(Extracts from a graphics dataset)
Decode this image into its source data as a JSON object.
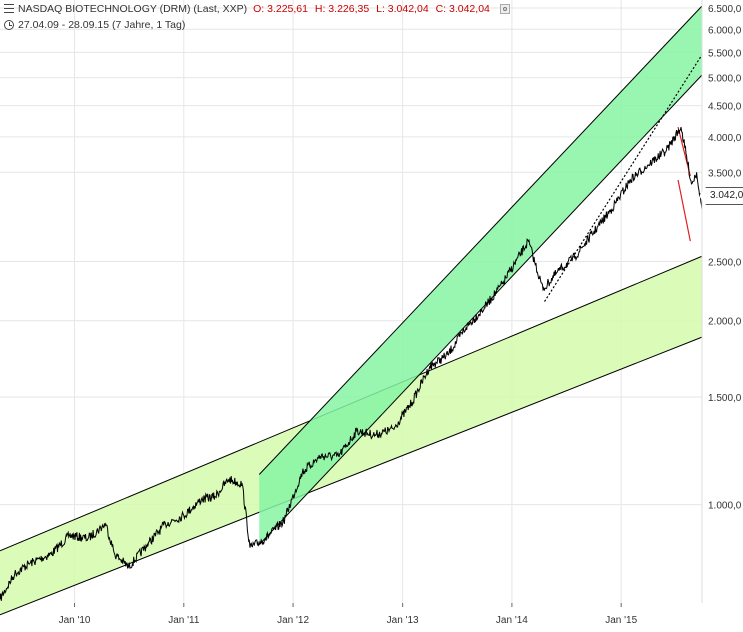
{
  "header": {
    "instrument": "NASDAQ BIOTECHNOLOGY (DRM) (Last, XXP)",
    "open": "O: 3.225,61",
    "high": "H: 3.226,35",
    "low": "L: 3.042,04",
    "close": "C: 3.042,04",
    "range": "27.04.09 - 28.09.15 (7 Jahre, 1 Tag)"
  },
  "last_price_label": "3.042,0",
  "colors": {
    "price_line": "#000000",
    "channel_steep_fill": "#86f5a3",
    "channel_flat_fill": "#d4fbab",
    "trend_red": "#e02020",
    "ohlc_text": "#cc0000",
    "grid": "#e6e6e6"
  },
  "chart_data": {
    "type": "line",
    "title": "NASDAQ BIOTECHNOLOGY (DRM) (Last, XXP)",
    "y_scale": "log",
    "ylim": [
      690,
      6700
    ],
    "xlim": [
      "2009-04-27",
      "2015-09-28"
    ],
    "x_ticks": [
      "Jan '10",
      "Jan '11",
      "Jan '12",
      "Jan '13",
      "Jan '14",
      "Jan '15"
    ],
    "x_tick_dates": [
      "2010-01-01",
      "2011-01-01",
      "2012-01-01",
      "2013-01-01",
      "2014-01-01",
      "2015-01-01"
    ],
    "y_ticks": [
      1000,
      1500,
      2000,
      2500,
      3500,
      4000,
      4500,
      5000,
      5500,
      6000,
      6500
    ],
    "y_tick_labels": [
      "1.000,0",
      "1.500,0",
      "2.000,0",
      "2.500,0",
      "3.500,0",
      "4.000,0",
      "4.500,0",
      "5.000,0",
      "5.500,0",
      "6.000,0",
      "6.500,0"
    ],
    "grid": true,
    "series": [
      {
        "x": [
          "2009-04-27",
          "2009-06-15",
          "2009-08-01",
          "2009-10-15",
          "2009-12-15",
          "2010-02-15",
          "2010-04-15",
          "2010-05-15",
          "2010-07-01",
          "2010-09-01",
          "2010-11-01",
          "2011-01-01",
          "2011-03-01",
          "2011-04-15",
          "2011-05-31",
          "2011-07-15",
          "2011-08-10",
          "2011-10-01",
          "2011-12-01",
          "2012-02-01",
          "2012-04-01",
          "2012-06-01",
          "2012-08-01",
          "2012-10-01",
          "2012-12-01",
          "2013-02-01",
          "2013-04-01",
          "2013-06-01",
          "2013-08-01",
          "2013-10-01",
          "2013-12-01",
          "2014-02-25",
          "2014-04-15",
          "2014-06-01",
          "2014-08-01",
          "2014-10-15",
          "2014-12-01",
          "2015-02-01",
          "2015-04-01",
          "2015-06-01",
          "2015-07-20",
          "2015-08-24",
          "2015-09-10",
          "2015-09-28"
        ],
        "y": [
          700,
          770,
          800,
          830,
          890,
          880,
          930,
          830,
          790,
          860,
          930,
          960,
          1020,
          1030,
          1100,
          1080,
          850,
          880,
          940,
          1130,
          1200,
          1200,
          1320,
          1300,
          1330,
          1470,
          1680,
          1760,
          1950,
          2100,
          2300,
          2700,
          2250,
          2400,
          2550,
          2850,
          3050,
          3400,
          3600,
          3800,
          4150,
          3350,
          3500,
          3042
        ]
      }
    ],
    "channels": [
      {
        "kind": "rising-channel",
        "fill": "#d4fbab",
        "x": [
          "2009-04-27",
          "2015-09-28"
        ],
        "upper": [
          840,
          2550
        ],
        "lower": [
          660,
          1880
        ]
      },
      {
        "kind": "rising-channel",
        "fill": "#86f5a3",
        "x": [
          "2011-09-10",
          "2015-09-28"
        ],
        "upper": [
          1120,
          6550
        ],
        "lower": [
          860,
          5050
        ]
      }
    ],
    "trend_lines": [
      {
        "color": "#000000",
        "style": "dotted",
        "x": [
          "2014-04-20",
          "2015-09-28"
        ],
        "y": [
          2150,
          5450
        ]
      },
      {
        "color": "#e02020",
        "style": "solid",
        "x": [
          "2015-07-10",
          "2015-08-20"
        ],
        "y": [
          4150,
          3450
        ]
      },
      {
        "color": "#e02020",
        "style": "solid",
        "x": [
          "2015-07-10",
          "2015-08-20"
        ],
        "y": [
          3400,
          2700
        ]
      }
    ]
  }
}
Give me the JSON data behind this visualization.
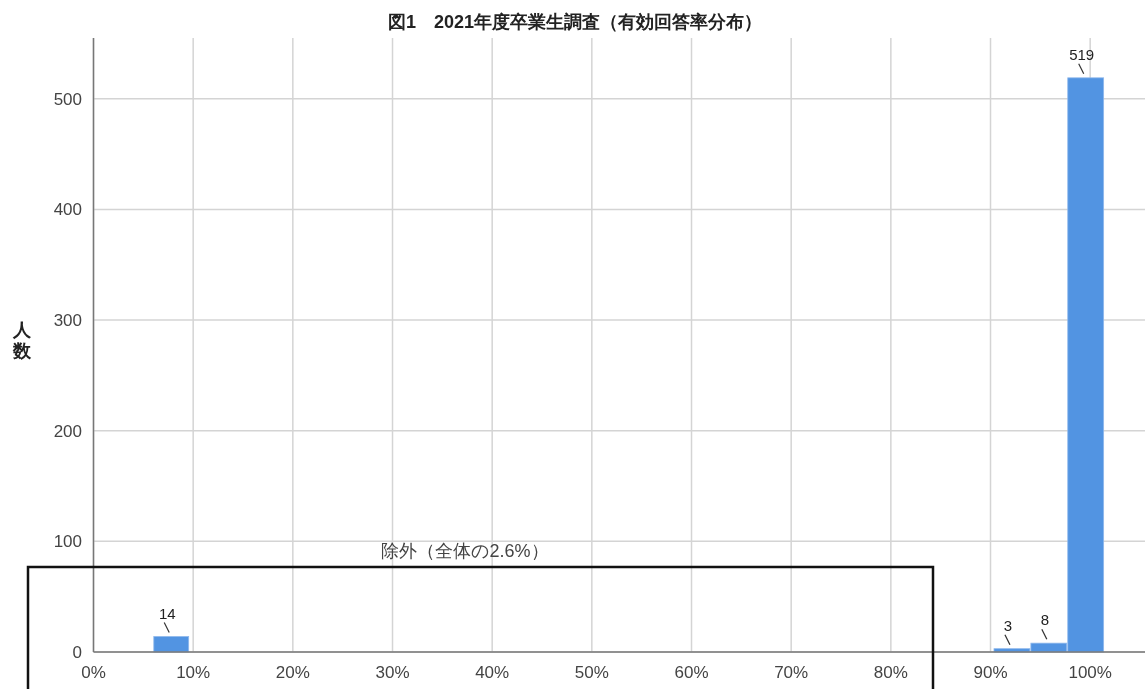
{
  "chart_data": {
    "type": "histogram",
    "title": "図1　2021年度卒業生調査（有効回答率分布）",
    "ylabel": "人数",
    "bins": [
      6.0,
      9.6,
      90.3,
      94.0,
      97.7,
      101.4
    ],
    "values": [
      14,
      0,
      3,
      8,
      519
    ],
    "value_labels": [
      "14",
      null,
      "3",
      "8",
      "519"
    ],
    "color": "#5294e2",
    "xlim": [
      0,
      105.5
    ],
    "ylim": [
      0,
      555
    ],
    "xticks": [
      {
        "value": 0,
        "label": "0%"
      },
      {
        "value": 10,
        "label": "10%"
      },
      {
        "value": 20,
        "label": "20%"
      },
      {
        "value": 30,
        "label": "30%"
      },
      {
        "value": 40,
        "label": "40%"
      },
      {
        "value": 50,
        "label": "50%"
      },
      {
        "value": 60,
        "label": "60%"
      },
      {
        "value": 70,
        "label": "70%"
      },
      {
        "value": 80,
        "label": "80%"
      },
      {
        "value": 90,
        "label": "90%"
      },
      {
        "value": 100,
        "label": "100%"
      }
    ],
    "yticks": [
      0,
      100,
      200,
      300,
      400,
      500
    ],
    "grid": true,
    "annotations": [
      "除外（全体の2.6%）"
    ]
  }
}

## What the task asks:
Retype everything in the material word for word, minus pictures.

## Correct result:
Decode this image into its source data as a JSON object.
{
  "header": {
    "instrument": "NASDAQ BIOTECHNOLOGY (DRM) (Last, XXP)",
    "open": "O: 3.225,61",
    "high": "H: 3.226,35",
    "low": "L: 3.042,04",
    "close": "C: 3.042,04",
    "range": "27.04.09 - 28.09.15 (7 Jahre, 1 Tag)"
  },
  "last_price_label": "3.042,0",
  "colors": {
    "price_line": "#000000",
    "channel_steep_fill": "#86f5a3",
    "channel_flat_fill": "#d4fbab",
    "trend_red": "#e02020",
    "ohlc_text": "#cc0000",
    "grid": "#e6e6e6"
  },
  "chart_data": {
    "type": "line",
    "title": "NASDAQ BIOTECHNOLOGY (DRM) (Last, XXP)",
    "y_scale": "log",
    "ylim": [
      690,
      6700
    ],
    "xlim": [
      "2009-04-27",
      "2015-09-28"
    ],
    "x_ticks": [
      "Jan '10",
      "Jan '11",
      "Jan '12",
      "Jan '13",
      "Jan '14",
      "Jan '15"
    ],
    "x_tick_dates": [
      "2010-01-01",
      "2011-01-01",
      "2012-01-01",
      "2013-01-01",
      "2014-01-01",
      "2015-01-01"
    ],
    "y_ticks": [
      1000,
      1500,
      2000,
      2500,
      3500,
      4000,
      4500,
      5000,
      5500,
      6000,
      6500
    ],
    "y_tick_labels": [
      "1.000,0",
      "1.500,0",
      "2.000,0",
      "2.500,0",
      "3.500,0",
      "4.000,0",
      "4.500,0",
      "5.000,0",
      "5.500,0",
      "6.000,0",
      "6.500,0"
    ],
    "grid": true,
    "series": [
      {
        "x": [
          "2009-04-27",
          "2009-06-15",
          "2009-08-01",
          "2009-10-15",
          "2009-12-15",
          "2010-02-15",
          "2010-04-15",
          "2010-05-15",
          "2010-07-01",
          "2010-09-01",
          "2010-11-01",
          "2011-01-01",
          "2011-03-01",
          "2011-04-15",
          "2011-05-31",
          "2011-07-15",
          "2011-08-10",
          "2011-10-01",
          "2011-12-01",
          "2012-02-01",
          "2012-04-01",
          "2012-06-01",
          "2012-08-01",
          "2012-10-01",
          "2012-12-01",
          "2013-02-01",
          "2013-04-01",
          "2013-06-01",
          "2013-08-01",
          "2013-10-01",
          "2013-12-01",
          "2014-02-25",
          "2014-04-15",
          "2014-06-01",
          "2014-08-01",
          "2014-10-15",
          "2014-12-01",
          "2015-02-01",
          "2015-04-01",
          "2015-06-01",
          "2015-07-20",
          "2015-08-24",
          "2015-09-10",
          "2015-09-28"
        ],
        "y": [
          700,
          770,
          800,
          830,
          890,
          880,
          930,
          830,
          790,
          860,
          930,
          960,
          1020,
          1030,
          1100,
          1080,
          850,
          880,
          940,
          1130,
          1200,
          1200,
          1320,
          1300,
          1330,
          1470,
          1680,
          1760,
          1950,
          2100,
          2300,
          2700,
          2250,
          2400,
          2550,
          2850,
          3050,
          3400,
          3600,
          3800,
          4150,
          3350,
          3500,
          3042
        ]
      }
    ],
    "channels": [
      {
        "kind": "rising-channel",
        "fill": "#d4fbab",
        "x": [
          "2009-04-27",
          "2015-09-28"
        ],
        "upper": [
          840,
          2550
        ],
        "lower": [
          660,
          1880
        ]
      },
      {
        "kind": "rising-channel",
        "fill": "#86f5a3",
        "x": [
          "2011-09-10",
          "2015-09-28"
        ],
        "upper": [
          1120,
          6550
        ],
        "lower": [
          860,
          5050
        ]
      }
    ],
    "trend_lines": [
      {
        "color": "#000000",
        "style": "dotted",
        "x": [
          "2014-04-20",
          "2015-09-28"
        ],
        "y": [
          2150,
          5450
        ]
      },
      {
        "color": "#e02020",
        "style": "solid",
        "x": [
          "2015-07-10",
          "2015-08-20"
        ],
        "y": [
          4150,
          3450
        ]
      },
      {
        "color": "#e02020",
        "style": "solid",
        "x": [
          "2015-07-10",
          "2015-08-20"
        ],
        "y": [
          3400,
          2700
        ]
      }
    ]
  }
}
Give me the JSON data behind this visualization.
{
  "chart_data": {
    "type": "histogram",
    "title": "図1　2021年度卒業生調査（有効回答率分布）",
    "ylabel": "人数",
    "bins": [
      6.0,
      9.6,
      90.3,
      94.0,
      97.7,
      101.4
    ],
    "values": [
      14,
      0,
      3,
      8,
      519
    ],
    "value_labels": [
      "14",
      null,
      "3",
      "8",
      "519"
    ],
    "color": "#5294e2",
    "xlim": [
      0,
      105.5
    ],
    "ylim": [
      0,
      555
    ],
    "xticks": [
      {
        "value": 0,
        "label": "0%"
      },
      {
        "value": 10,
        "label": "10%"
      },
      {
        "value": 20,
        "label": "20%"
      },
      {
        "value": 30,
        "label": "30%"
      },
      {
        "value": 40,
        "label": "40%"
      },
      {
        "value": 50,
        "label": "50%"
      },
      {
        "value": 60,
        "label": "60%"
      },
      {
        "value": 70,
        "label": "70%"
      },
      {
        "value": 80,
        "label": "80%"
      },
      {
        "value": 90,
        "label": "90%"
      },
      {
        "value": 100,
        "label": "100%"
      }
    ],
    "yticks": [
      0,
      100,
      200,
      300,
      400,
      500
    ],
    "grid": true,
    "annotations": [
      "除外（全体の2.6%）"
    ]
  }
}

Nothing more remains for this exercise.